Input rows:
↓

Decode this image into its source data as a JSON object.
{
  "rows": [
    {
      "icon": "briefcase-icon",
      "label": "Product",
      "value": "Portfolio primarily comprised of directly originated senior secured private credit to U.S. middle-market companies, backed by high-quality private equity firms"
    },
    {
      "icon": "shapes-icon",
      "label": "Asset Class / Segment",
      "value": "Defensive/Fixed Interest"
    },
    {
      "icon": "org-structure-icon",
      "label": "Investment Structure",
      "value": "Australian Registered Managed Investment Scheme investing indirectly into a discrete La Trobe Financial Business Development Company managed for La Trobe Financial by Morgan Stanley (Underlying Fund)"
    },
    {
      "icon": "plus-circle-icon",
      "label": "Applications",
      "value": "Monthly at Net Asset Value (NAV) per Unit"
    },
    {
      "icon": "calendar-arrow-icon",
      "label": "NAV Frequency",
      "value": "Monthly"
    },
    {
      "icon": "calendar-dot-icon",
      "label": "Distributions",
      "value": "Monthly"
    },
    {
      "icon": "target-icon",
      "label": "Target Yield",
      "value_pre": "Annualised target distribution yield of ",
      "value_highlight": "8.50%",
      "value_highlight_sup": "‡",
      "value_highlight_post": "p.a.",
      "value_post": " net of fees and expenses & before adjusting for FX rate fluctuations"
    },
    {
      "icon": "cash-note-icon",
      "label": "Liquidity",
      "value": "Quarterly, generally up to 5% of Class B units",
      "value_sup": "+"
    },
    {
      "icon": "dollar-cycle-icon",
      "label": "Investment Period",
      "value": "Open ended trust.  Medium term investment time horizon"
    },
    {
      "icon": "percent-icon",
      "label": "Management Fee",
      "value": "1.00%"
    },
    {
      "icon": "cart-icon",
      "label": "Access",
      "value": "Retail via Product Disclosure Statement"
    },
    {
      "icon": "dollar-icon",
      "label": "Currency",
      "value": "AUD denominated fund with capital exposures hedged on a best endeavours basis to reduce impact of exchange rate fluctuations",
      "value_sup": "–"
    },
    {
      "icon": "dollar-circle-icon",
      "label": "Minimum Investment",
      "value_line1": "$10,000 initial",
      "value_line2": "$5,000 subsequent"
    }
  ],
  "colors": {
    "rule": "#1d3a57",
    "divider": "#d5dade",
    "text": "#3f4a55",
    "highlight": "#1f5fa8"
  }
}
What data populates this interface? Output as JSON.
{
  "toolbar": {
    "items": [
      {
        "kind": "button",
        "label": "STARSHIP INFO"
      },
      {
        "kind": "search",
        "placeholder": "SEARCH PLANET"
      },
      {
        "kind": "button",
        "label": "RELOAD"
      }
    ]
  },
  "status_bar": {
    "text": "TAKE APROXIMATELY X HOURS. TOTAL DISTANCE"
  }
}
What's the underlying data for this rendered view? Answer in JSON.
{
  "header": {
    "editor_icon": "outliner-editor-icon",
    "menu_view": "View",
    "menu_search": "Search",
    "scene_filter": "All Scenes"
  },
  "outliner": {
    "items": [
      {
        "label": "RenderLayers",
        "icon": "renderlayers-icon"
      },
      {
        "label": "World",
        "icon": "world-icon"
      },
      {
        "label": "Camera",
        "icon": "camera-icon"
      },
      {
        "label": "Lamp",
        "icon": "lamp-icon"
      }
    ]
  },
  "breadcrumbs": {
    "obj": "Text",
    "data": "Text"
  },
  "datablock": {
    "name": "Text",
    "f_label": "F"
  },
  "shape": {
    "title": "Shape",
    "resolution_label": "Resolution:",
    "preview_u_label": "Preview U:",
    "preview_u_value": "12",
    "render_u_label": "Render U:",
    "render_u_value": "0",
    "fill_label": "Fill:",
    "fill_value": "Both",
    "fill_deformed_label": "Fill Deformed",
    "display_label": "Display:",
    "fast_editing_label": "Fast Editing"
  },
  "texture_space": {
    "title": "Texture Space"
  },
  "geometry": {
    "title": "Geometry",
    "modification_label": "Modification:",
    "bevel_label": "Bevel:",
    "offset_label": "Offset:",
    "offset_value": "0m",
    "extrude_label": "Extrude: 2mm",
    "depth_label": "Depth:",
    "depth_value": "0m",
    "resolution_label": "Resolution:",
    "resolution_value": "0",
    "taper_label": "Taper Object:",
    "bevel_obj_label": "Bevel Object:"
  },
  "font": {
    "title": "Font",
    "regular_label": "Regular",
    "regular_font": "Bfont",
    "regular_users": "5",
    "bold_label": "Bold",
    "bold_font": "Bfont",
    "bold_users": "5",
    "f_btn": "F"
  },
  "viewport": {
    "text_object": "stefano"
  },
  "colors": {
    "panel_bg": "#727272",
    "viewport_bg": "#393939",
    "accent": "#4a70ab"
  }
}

↑

What the exercise asks: Pick out the lines containing the string "outliner".

Correct answer:
    "editor_icon": "outliner-editor-icon",
  "outliner": {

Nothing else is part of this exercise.